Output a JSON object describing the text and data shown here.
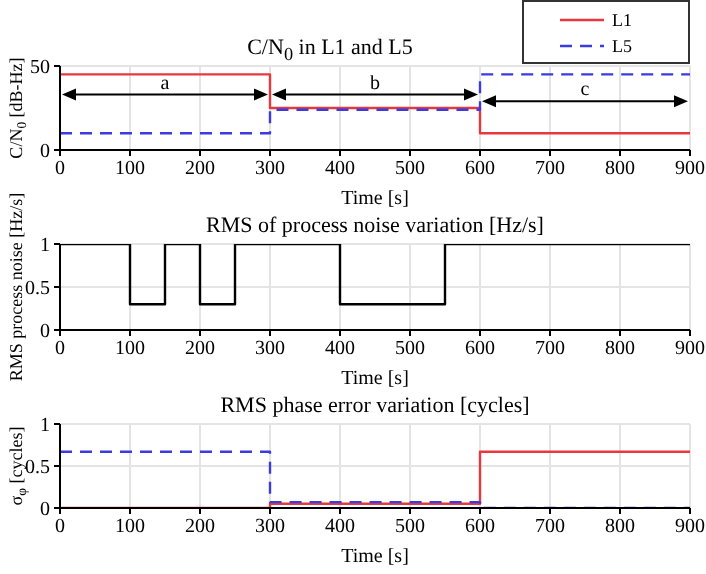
{
  "chart_data": [
    {
      "type": "step",
      "title": "C/N$_{0}$ in L1 and L5",
      "xlabel": "Time [s]",
      "ylabel": "C/N$_{0}$ [dB-Hz]",
      "xlim": [
        0,
        900
      ],
      "xticks": [
        0,
        100,
        200,
        300,
        400,
        500,
        600,
        700,
        800,
        900
      ],
      "ylim": [
        0,
        50
      ],
      "yticks": [
        0,
        50
      ],
      "grid": true,
      "legend": "top right",
      "series": [
        {
          "name": "L1",
          "color": "#e8383d",
          "line_style": "solid",
          "x": [
            0,
            300,
            600,
            900
          ],
          "values": [
            45,
            25,
            10,
            10
          ]
        },
        {
          "name": "L5",
          "color": "#3b3be0",
          "line_style": "dashed",
          "x": [
            0,
            300,
            600,
            900
          ],
          "values": [
            10,
            24,
            45,
            45
          ]
        }
      ],
      "annotations": [
        "a",
        "b",
        "c"
      ]
    },
    {
      "type": "step",
      "title": "RMS of process noise variation [Hz/s]",
      "xlabel": "Time [s]",
      "ylabel": "RMS process noise [Hz/s]",
      "xlim": [
        0,
        900
      ],
      "xticks": [
        0,
        100,
        200,
        300,
        400,
        500,
        600,
        700,
        800,
        900
      ],
      "ylim": [
        0,
        1
      ],
      "yticks": [
        0,
        0.5,
        1
      ],
      "grid": true,
      "series": [
        {
          "color": "#000000",
          "line_style": "solid",
          "x": [
            0,
            100,
            150,
            200,
            250,
            400,
            550,
            900
          ],
          "values": [
            1,
            0.3,
            1,
            0.3,
            1,
            0.3,
            1,
            1
          ]
        }
      ]
    },
    {
      "type": "step",
      "title": "RMS phase error variation [cycles]",
      "xlabel": "Time [s]",
      "ylabel": "σ$_{φ}$ [cycles]",
      "xlim": [
        0,
        900
      ],
      "xticks": [
        0,
        100,
        200,
        300,
        400,
        500,
        600,
        700,
        800,
        900
      ],
      "ylim": [
        0,
        1
      ],
      "yticks": [
        0,
        0.5,
        1
      ],
      "grid": true,
      "series": [
        {
          "color": "#e8383d",
          "line_style": "solid",
          "x": [
            0,
            300,
            600,
            900
          ],
          "values": [
            0,
            0.05,
            0.67,
            0.67
          ]
        },
        {
          "color": "#3b3be0",
          "line_style": "dashed",
          "x": [
            0,
            300,
            600,
            900
          ],
          "values": [
            0.67,
            0.07,
            0,
            0
          ]
        }
      ]
    }
  ]
}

----

## [Task details]
From the records given above, reproduce all text exactly and exclude each picture.

## [Result for this exercise]
Output a JSON object describing the text and data shown here.
{
  "chart_data": [
    {
      "type": "step",
      "title": "C/N$_{0}$ in L1 and L5",
      "xlabel": "Time [s]",
      "ylabel": "C/N$_{0}$ [dB-Hz]",
      "xlim": [
        0,
        900
      ],
      "xticks": [
        0,
        100,
        200,
        300,
        400,
        500,
        600,
        700,
        800,
        900
      ],
      "ylim": [
        0,
        50
      ],
      "yticks": [
        0,
        50
      ],
      "grid": true,
      "legend": "top right",
      "series": [
        {
          "name": "L1",
          "color": "#e8383d",
          "line_style": "solid",
          "x": [
            0,
            300,
            600,
            900
          ],
          "values": [
            45,
            25,
            10,
            10
          ]
        },
        {
          "name": "L5",
          "color": "#3b3be0",
          "line_style": "dashed",
          "x": [
            0,
            300,
            600,
            900
          ],
          "values": [
            10,
            24,
            45,
            45
          ]
        }
      ],
      "annotations": [
        "a",
        "b",
        "c"
      ]
    },
    {
      "type": "step",
      "title": "RMS of process noise variation [Hz/s]",
      "xlabel": "Time [s]",
      "ylabel": "RMS process noise [Hz/s]",
      "xlim": [
        0,
        900
      ],
      "xticks": [
        0,
        100,
        200,
        300,
        400,
        500,
        600,
        700,
        800,
        900
      ],
      "ylim": [
        0,
        1
      ],
      "yticks": [
        0,
        0.5,
        1
      ],
      "grid": true,
      "series": [
        {
          "color": "#000000",
          "line_style": "solid",
          "x": [
            0,
            100,
            150,
            200,
            250,
            400,
            550,
            900
          ],
          "values": [
            1,
            0.3,
            1,
            0.3,
            1,
            0.3,
            1,
            1
          ]
        }
      ]
    },
    {
      "type": "step",
      "title": "RMS phase error variation [cycles]",
      "xlabel": "Time [s]",
      "ylabel": "σ$_{φ}$ [cycles]",
      "xlim": [
        0,
        900
      ],
      "xticks": [
        0,
        100,
        200,
        300,
        400,
        500,
        600,
        700,
        800,
        900
      ],
      "ylim": [
        0,
        1
      ],
      "yticks": [
        0,
        0.5,
        1
      ],
      "grid": true,
      "series": [
        {
          "color": "#e8383d",
          "line_style": "solid",
          "x": [
            0,
            300,
            600,
            900
          ],
          "values": [
            0,
            0.05,
            0.67,
            0.67
          ]
        },
        {
          "color": "#3b3be0",
          "line_style": "dashed",
          "x": [
            0,
            300,
            600,
            900
          ],
          "values": [
            0.67,
            0.07,
            0,
            0
          ]
        }
      ]
    }
  ]
}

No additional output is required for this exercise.